<<<<

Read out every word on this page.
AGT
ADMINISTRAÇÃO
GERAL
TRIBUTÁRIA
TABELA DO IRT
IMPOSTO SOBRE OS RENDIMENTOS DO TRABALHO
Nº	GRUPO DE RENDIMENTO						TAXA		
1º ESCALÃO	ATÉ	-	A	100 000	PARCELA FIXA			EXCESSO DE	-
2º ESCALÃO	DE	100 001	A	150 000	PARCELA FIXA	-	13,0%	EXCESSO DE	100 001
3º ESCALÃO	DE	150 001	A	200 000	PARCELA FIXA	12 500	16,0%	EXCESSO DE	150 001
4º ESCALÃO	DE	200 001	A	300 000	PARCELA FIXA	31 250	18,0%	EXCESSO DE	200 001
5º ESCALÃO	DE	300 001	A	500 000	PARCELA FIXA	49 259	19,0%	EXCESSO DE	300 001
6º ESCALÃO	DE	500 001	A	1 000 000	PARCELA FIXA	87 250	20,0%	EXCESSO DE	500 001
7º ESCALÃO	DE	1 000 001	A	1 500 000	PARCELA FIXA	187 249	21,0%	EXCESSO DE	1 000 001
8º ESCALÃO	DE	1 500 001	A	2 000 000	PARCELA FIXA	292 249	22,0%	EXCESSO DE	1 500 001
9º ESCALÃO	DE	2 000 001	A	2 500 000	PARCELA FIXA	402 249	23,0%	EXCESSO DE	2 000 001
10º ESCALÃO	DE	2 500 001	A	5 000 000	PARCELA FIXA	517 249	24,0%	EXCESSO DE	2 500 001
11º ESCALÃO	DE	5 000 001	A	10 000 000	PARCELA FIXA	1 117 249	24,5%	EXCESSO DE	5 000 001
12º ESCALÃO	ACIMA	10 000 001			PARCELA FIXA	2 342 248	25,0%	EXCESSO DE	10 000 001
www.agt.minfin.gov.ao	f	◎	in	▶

>>>>

■ GIVEN TASK
Return every line of the preceding records in which the word "EXCESSO" appears.

■ THE COMPLETED TASK
1º ESCALÃO	ATÉ	-	A	100 000	PARCELA FIXA			EXCESSO DE	-
2º ESCALÃO	DE	100 001	A	150 000	PARCELA FIXA	-	13,0%	EXCESSO DE	100 001
3º ESCALÃO	DE	150 001	A	200 000	PARCELA FIXA	12 500	16,0%	EXCESSO DE	150 001
4º ESCALÃO	DE	200 001	A	300 000	PARCELA FIXA	31 250	18,0%	EXCESSO DE	200 001
5º ESCALÃO	DE	300 001	A	500 000	PARCELA FIXA	49 259	19,0%	EXCESSO DE	300 001
6º ESCALÃO	DE	500 001	A	1 000 000	PARCELA FIXA	87 250	20,0%	EXCESSO DE	500 001
7º ESCALÃO	DE	1 000 001	A	1 500 000	PARCELA FIXA	187 249	21,0%	EXCESSO DE	1 000 001
8º ESCALÃO	DE	1 500 001	A	2 000 000	PARCELA FIXA	292 249	22,0%	EXCESSO DE	1 500 001
9º ESCALÃO	DE	2 000 001	A	2 500 000	PARCELA FIXA	402 249	23,0%	EXCESSO DE	2 000 001
10º ESCALÃO	DE	2 500 001	A	5 000 000	PARCELA FIXA	517 249	24,0%	EXCESSO DE	2 500 001
11º ESCALÃO	DE	5 000 001	A	10 000 000	PARCELA FIXA	1 117 249	24,5%	EXCESSO DE	5 000 001
12º ESCALÃO	ACIMA	10 000 001			PARCELA FIXA	2 342 248	25,0%	EXCESSO DE	10 000 001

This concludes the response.